**Data entries for graphics:**
_ _ _ _

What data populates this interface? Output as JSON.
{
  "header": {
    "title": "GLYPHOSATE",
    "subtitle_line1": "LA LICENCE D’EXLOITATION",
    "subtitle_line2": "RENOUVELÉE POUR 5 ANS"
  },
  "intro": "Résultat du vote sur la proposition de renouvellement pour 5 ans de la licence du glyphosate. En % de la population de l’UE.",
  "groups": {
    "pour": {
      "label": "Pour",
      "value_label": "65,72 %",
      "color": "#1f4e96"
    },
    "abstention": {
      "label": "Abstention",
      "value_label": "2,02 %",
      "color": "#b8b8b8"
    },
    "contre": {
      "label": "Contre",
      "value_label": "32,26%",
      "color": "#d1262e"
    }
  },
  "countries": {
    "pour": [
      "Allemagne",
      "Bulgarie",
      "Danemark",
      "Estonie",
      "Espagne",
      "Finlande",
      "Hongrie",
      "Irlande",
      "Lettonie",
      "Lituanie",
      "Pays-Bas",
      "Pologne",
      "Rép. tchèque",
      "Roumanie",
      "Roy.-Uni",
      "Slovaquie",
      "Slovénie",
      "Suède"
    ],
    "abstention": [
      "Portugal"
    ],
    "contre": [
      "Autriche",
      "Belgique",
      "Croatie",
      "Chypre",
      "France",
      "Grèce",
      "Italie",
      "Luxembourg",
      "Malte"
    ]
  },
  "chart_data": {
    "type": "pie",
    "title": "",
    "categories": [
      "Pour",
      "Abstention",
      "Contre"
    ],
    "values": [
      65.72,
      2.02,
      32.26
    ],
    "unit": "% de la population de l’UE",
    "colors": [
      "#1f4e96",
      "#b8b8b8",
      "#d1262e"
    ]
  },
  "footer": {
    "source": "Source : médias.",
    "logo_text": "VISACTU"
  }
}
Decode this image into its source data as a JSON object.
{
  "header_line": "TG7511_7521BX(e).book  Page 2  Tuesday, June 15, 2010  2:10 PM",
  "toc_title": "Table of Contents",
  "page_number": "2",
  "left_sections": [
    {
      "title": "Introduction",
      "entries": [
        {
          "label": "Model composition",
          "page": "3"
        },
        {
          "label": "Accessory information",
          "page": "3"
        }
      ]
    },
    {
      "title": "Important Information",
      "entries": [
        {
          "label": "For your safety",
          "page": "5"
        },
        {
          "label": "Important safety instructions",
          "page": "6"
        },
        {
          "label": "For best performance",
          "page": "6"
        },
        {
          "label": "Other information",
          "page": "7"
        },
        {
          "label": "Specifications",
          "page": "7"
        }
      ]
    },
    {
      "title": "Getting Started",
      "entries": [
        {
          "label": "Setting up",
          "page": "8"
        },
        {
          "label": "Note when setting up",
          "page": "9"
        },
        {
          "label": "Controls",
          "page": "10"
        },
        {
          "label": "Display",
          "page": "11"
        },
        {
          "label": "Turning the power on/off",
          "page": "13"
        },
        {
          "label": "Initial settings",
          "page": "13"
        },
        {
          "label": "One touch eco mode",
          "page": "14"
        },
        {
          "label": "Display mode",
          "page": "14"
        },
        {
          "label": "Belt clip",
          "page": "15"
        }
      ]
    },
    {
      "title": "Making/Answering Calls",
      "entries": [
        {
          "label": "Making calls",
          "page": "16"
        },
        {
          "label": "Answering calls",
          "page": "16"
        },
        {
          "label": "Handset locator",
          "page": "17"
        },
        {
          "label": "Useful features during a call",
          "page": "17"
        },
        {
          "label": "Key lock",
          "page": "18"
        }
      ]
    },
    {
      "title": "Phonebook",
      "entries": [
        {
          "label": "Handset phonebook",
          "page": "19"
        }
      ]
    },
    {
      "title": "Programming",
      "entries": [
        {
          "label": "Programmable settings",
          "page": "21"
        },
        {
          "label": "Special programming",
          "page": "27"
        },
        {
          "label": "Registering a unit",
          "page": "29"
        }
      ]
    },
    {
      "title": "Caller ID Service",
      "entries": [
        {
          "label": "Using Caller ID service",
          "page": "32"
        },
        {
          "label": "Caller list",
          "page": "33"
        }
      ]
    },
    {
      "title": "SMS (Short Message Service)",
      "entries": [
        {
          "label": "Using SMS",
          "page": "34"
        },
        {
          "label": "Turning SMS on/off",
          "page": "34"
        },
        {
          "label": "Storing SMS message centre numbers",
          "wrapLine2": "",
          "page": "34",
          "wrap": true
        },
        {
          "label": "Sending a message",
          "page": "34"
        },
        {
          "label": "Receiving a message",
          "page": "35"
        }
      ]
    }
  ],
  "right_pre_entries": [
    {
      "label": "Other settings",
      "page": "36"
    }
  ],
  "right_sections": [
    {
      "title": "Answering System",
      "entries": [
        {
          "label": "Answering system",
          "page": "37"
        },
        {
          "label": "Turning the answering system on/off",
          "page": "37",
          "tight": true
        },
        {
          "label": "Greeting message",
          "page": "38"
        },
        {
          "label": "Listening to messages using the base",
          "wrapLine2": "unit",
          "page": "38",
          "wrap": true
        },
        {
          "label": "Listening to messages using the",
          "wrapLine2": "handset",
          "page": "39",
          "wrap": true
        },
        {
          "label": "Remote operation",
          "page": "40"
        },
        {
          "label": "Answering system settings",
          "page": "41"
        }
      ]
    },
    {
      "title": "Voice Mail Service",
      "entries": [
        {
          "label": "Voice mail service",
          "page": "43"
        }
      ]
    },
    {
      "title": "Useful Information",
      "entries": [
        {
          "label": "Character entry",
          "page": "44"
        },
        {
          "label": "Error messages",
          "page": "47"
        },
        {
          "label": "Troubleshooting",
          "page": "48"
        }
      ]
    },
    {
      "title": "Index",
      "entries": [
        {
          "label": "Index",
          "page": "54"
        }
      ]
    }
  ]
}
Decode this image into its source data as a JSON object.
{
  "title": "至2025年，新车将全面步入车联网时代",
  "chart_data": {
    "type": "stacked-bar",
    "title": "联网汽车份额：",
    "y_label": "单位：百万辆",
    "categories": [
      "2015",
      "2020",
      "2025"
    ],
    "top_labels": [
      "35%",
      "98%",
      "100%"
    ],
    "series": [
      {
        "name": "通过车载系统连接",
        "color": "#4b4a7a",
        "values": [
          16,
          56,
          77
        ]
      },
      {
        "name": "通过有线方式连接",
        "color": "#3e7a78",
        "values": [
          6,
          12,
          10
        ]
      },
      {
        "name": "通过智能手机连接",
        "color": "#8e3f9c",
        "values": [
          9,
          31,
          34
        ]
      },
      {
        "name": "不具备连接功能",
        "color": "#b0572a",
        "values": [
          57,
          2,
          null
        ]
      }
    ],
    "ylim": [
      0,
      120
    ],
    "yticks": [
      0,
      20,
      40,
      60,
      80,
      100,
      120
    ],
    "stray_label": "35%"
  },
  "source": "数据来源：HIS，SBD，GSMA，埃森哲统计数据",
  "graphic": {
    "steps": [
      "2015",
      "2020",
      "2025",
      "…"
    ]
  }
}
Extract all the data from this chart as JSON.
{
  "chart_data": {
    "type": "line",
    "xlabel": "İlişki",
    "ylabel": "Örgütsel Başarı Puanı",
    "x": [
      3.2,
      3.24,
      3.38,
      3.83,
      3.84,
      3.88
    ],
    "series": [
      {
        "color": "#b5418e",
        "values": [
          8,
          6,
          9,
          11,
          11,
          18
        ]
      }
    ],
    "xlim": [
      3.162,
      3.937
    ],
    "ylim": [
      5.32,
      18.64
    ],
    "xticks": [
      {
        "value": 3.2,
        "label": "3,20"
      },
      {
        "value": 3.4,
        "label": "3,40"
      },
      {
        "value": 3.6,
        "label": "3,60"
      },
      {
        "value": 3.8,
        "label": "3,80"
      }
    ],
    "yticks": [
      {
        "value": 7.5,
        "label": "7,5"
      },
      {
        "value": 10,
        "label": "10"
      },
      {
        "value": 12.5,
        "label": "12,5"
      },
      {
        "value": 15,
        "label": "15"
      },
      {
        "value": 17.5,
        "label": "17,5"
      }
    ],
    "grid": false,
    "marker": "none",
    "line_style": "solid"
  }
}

_ _ _ _

**GIVEN TASK:** Transcribe only the trailing portion of the entries above: the line that contains "Extract all the data from this chart as JSON." and each line after it.

**FULL SOLUTION:**
Extract all the data from this chart as JSON.
{
  "chart_data": {
    "type": "line",
    "xlabel": "İlişki",
    "ylabel": "Örgütsel Başarı Puanı",
    "x": [
      3.2,
      3.24,
      3.38,
      3.83,
      3.84,
      3.88
    ],
    "series": [
      {
        "color": "#b5418e",
        "values": [
          8,
          6,
          9,
          11,
          11,
          18
        ]
      }
    ],
    "xlim": [
      3.162,
      3.937
    ],
    "ylim": [
      5.32,
      18.64
    ],
    "xticks": [
      {
        "value": 3.2,
        "label": "3,20"
      },
      {
        "value": 3.4,
        "label": "3,40"
      },
      {
        "value": 3.6,
        "label": "3,60"
      },
      {
        "value": 3.8,
        "label": "3,80"
      }
    ],
    "yticks": [
      {
        "value": 7.5,
        "label": "7,5"
      },
      {
        "value": 10,
        "label": "10"
      },
      {
        "value": 12.5,
        "label": "12,5"
      },
      {
        "value": 15,
        "label": "15"
      },
      {
        "value": 17.5,
        "label": "17,5"
      }
    ],
    "grid": false,
    "marker": "none",
    "line_style": "solid"
  }
}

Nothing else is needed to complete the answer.